»»
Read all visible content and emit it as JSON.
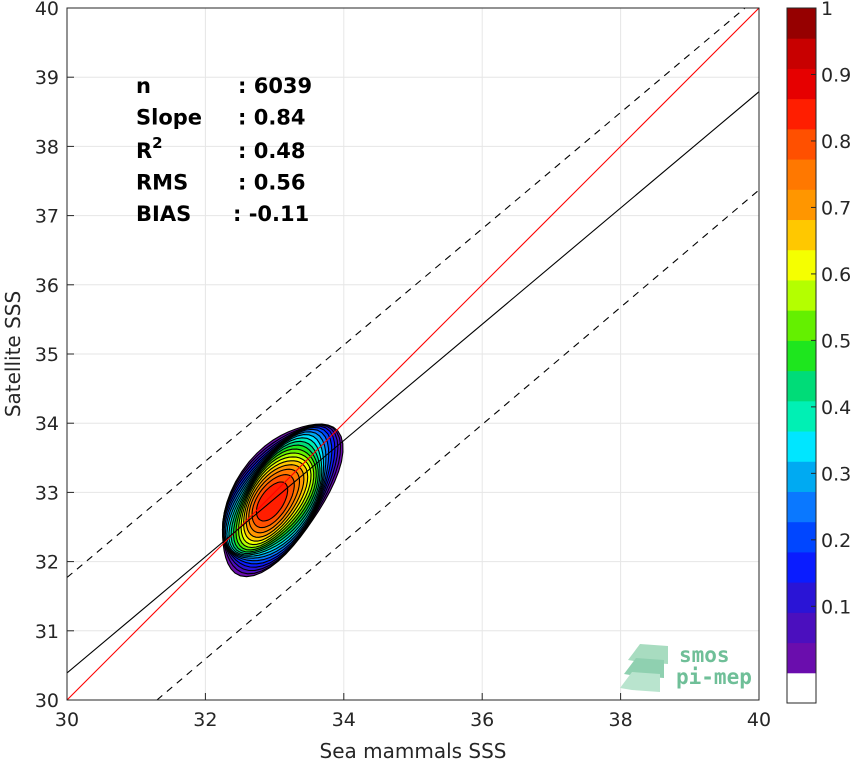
{
  "chart_data": {
    "type": "heatmap",
    "subtype": "density-scatter",
    "xlabel": "Sea mammals SSS",
    "ylabel": "Satellite SSS",
    "xlim": [
      30,
      40
    ],
    "ylim": [
      30,
      40
    ],
    "xticks": [
      "30",
      "32",
      "34",
      "36",
      "38",
      "40"
    ],
    "yticks": [
      "30",
      "31",
      "32",
      "33",
      "34",
      "35",
      "36",
      "37",
      "38",
      "39",
      "40"
    ],
    "grid": true,
    "stats": [
      {
        "label": "n",
        "value": ": 6039"
      },
      {
        "label": "Slope",
        "value": ": 0.84"
      },
      {
        "label": "R",
        "sup": "2",
        "value": ": 0.48"
      },
      {
        "label": "RMS",
        "value": ": 0.56"
      },
      {
        "label": "BIAS",
        "value": ": -0.11"
      }
    ],
    "lines": {
      "identity": {
        "x": [
          30,
          40
        ],
        "y": [
          30,
          40
        ],
        "color": "#ff0000"
      },
      "regression": {
        "x": [
          30,
          40
        ],
        "y": [
          30.39,
          38.79
        ],
        "color": "#000000"
      },
      "upper_bound": {
        "x": [
          30,
          40
        ],
        "y": [
          31.77,
          40.17
        ],
        "color": "#000000",
        "dash": true
      },
      "lower_bound": {
        "x": [
          31.3,
          40
        ],
        "y": [
          30,
          37.37
        ],
        "color": "#000000",
        "dash": true
      }
    },
    "density": {
      "center": [
        32.93,
        32.85
      ],
      "levels": [
        0.05,
        0.1,
        0.15,
        0.2,
        0.25,
        0.3,
        0.35,
        0.4,
        0.45,
        0.5,
        0.55,
        0.6,
        0.65,
        0.7,
        0.75,
        0.8,
        0.85,
        0.9,
        0.95
      ],
      "outer_extent": {
        "x": [
          32.1,
          34.05
        ],
        "y": [
          31.65,
          34.0
        ]
      }
    },
    "colorbar": {
      "ticks": [
        "0.1",
        "0.2",
        "0.3",
        "0.4",
        "0.5",
        "0.6",
        "0.7",
        "0.8",
        "0.9",
        "1"
      ],
      "range": [
        0,
        1
      ],
      "colors": [
        "#ffffff",
        "#6a0dad",
        "#4b0fbe",
        "#2a14d6",
        "#0a1cff",
        "#0046ff",
        "#0a78ff",
        "#00aaf2",
        "#00e6ff",
        "#00f0b4",
        "#00dc78",
        "#1ee61e",
        "#64f000",
        "#b4ff00",
        "#f5ff00",
        "#ffc800",
        "#ff9600",
        "#ff7800",
        "#ff5000",
        "#ff1e00",
        "#e60000",
        "#c80000",
        "#960000"
      ]
    }
  },
  "logo": {
    "line1": "smos",
    "line2": "pi-mep"
  }
}
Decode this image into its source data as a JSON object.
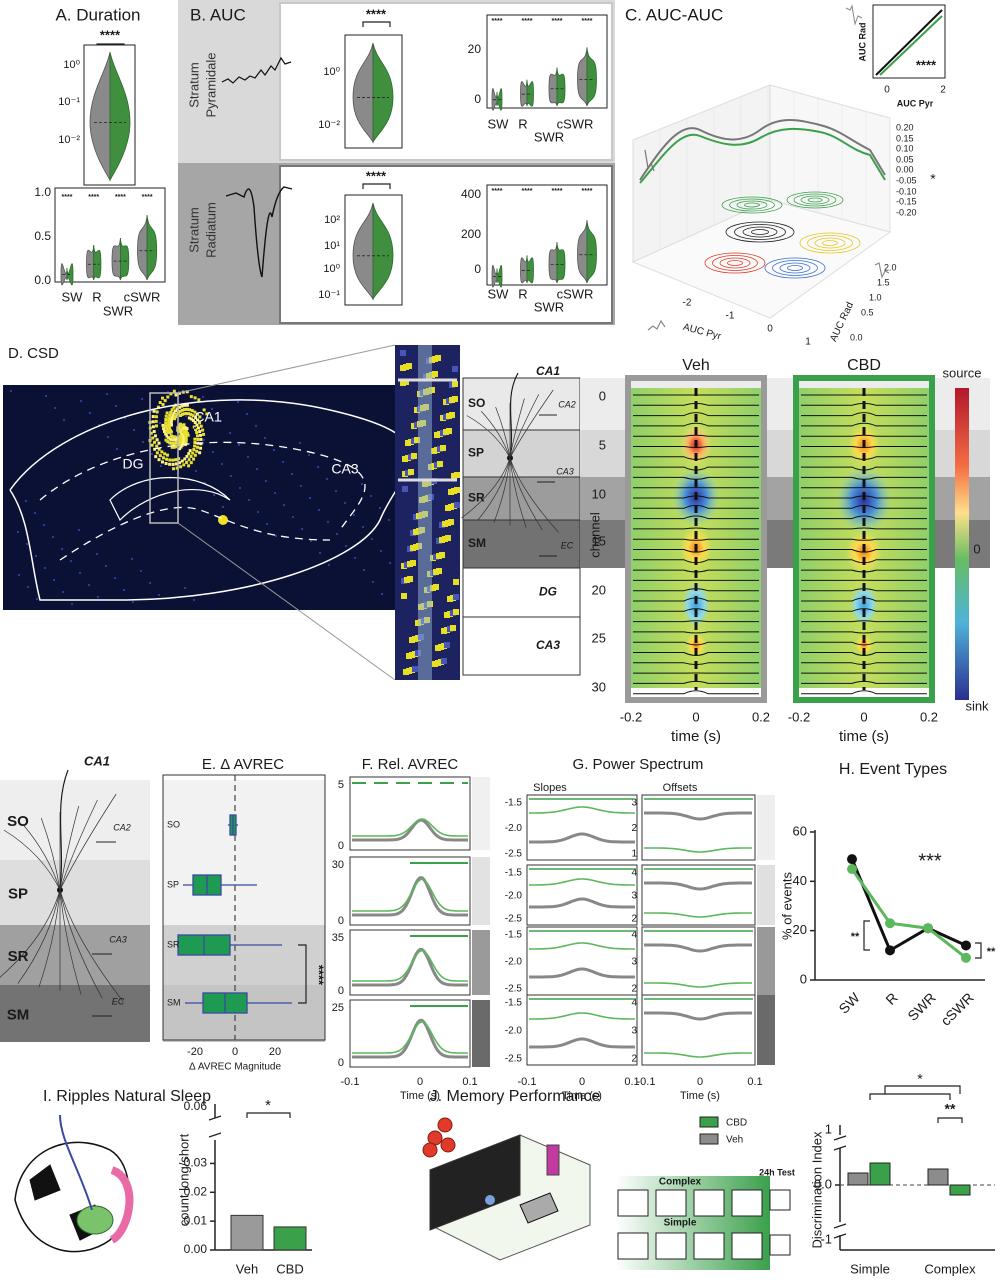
{
  "panels": {
    "A": {
      "title": "A. Duration",
      "sig": "****",
      "violin_ticks": [
        "10⁰",
        "10⁻¹",
        "10⁻²"
      ],
      "ticks": [
        "1.0",
        "0.5",
        "0.0"
      ],
      "pair_sigs": [
        "****",
        "****",
        "****",
        "****"
      ],
      "categories": [
        "SW",
        "R",
        "cSWR"
      ],
      "group": "SWR"
    },
    "B": {
      "title": "B. AUC",
      "pyr": {
        "label": [
          "Stratum",
          "Pyramidale"
        ],
        "sig": "****",
        "violin_ticks": [
          "10⁰",
          "10⁻²"
        ],
        "ticks": [
          "20",
          "0"
        ],
        "pair_sigs": [
          "****",
          "****",
          "****",
          "****"
        ],
        "categories": [
          "SW",
          "R",
          "cSWR"
        ],
        "group": "SWR"
      },
      "rad": {
        "label": [
          "Stratum",
          "Radiatum"
        ],
        "sig": "****",
        "violin_ticks": [
          "10²",
          "10¹",
          "10⁰",
          "10⁻¹"
        ],
        "ticks": [
          "400",
          "200",
          "0"
        ],
        "pair_sigs": [
          "****",
          "****",
          "****",
          "****"
        ],
        "categories": [
          "SW",
          "R",
          "cSWR"
        ],
        "group": "SWR"
      }
    },
    "C": {
      "title": "C. AUC-AUC",
      "inset": {
        "ylabel": "AUC Rad",
        "xlabel": "AUC Pyr",
        "xticks": [
          "0",
          "2"
        ],
        "sig": "****"
      },
      "z_ticks": [
        "0.20",
        "0.15",
        "0.10",
        "0.05",
        "0.00",
        "-0.05",
        "-0.10",
        "-0.15",
        "-0.20"
      ],
      "z_sig": "*",
      "rad_label": "AUC Rad",
      "rad_ticks": [
        "2.0",
        "1.5",
        "1.0",
        "0.5",
        "0.0"
      ],
      "pyr_label": "AUC Pyr",
      "pyr_ticks": [
        "-2",
        "-1",
        "0",
        "1"
      ]
    },
    "D": {
      "title": "D. CSD",
      "regions": [
        "CA1",
        "DG",
        "CA3"
      ],
      "diagram_title": "CA1",
      "layers": [
        "SO",
        "SP",
        "SR",
        "SM",
        "DG",
        "CA3"
      ],
      "inputs": [
        "CA2",
        "CA3",
        "EC"
      ],
      "groups": [
        "Veh",
        "CBD"
      ],
      "channel_label": "channel",
      "channel_ticks": [
        "0",
        "5",
        "10",
        "15",
        "20",
        "25",
        "30"
      ],
      "time_ticks": [
        "-0.2",
        "0",
        "0.2"
      ],
      "time_label": "time (s)",
      "colorbar": [
        "source",
        "0",
        "sink"
      ]
    },
    "E": {
      "title": "E. Δ AVREC",
      "diagram_title": "CA1",
      "layers": [
        "SO",
        "SP",
        "SR",
        "SM"
      ],
      "inputs": [
        "CA2",
        "CA3",
        "EC"
      ],
      "rows": [
        "SO",
        "SP",
        "SR",
        "SM"
      ],
      "xticks": [
        "-20",
        "0",
        "20"
      ],
      "xlabel": "Δ  AVREC Magnitude",
      "sig": "****"
    },
    "F": {
      "title": "F. Rel. AVREC",
      "yticks": [
        [
          "5",
          "0"
        ],
        [
          "30",
          "0"
        ],
        [
          "35",
          "0"
        ],
        [
          "25",
          "0"
        ]
      ],
      "xticks": [
        "-0.1",
        "0",
        "0.1"
      ],
      "xlabel": "Time (s)"
    },
    "G": {
      "title": "G. Power Spectrum",
      "slopes": {
        "label": "Slopes",
        "yticks": [
          [
            "-1.5",
            "-2.0",
            "-2.5"
          ],
          [
            "-1.5",
            "-2.0",
            "-2.5"
          ],
          [
            "-1.5",
            "-2.0",
            "-2.5"
          ],
          [
            "-1.5",
            "-2.0",
            "-2.5"
          ]
        ]
      },
      "offsets": {
        "label": "Offsets",
        "yticks": [
          [
            "3",
            "2",
            "1"
          ],
          [
            "4",
            "3",
            "2"
          ],
          [
            "4",
            "3",
            "2"
          ],
          [
            "4",
            "3",
            "2"
          ]
        ]
      },
      "xticks": [
        "-0.1",
        "0",
        "0.1"
      ],
      "xlabel": "Time (s)"
    },
    "J": {
      "title": "J. Memory Performance",
      "diagram": [
        "Complex",
        "Simple"
      ],
      "test": "24h Test"
    }
  },
  "chart_data": [
    {
      "type": "line",
      "title": "H. Event Types",
      "ylabel": "% of events",
      "categories": [
        "SW",
        "R",
        "SWR",
        "cSWR"
      ],
      "series": [
        {
          "color": "#111111",
          "values": [
            49,
            12,
            21,
            14
          ]
        },
        {
          "color": "#5cb85c",
          "values": [
            45,
            23,
            21,
            9
          ]
        }
      ],
      "ylim": [
        0,
        60
      ],
      "yticks": [
        0,
        20,
        40,
        60
      ],
      "annotations": [
        "***",
        "**",
        "**"
      ]
    },
    {
      "type": "bar",
      "title": "I. Ripples Natural Sleep",
      "ylabel": "count long/short",
      "categories": [
        "Veh",
        "CBD"
      ],
      "values": [
        0.012,
        0.008
      ],
      "colors": [
        "#9a9a9a",
        "#3aa04a"
      ],
      "ylim": [
        0,
        0.035
      ],
      "yticks": [
        {
          "value": 0,
          "label": "0.00"
        },
        {
          "value": 0.01,
          "label": "0.01"
        },
        {
          "value": 0.02,
          "label": "0.02"
        },
        {
          "value": 0.03,
          "label": "0.03"
        }
      ],
      "break_label": "0.06",
      "annotations": [
        "*"
      ]
    },
    {
      "type": "grouped_bar",
      "ylabel": "Discrimination Index",
      "categories": [
        "Simple",
        "Complex"
      ],
      "series": [
        {
          "name": "Veh",
          "color": "#8c8c8c",
          "values": [
            0.06,
            0.08
          ]
        },
        {
          "name": "CBD",
          "color": "#3aa04a",
          "values": [
            0.11,
            -0.05
          ]
        }
      ],
      "legend_order": [
        1,
        0
      ],
      "ylim": [
        -0.2,
        0.2
      ],
      "yticks": [
        {
          "value": 0,
          "label": "0.0"
        }
      ],
      "break_labels": [
        "1",
        "-1"
      ],
      "annotations": [
        "*",
        "**"
      ]
    }
  ]
}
««
▶ _DIRECTIONS_: Gather and return every line that holds the string "source".

▶ _THE COMPLETED TASK_:
Decode this image into its source data as a JSON object.
        "source",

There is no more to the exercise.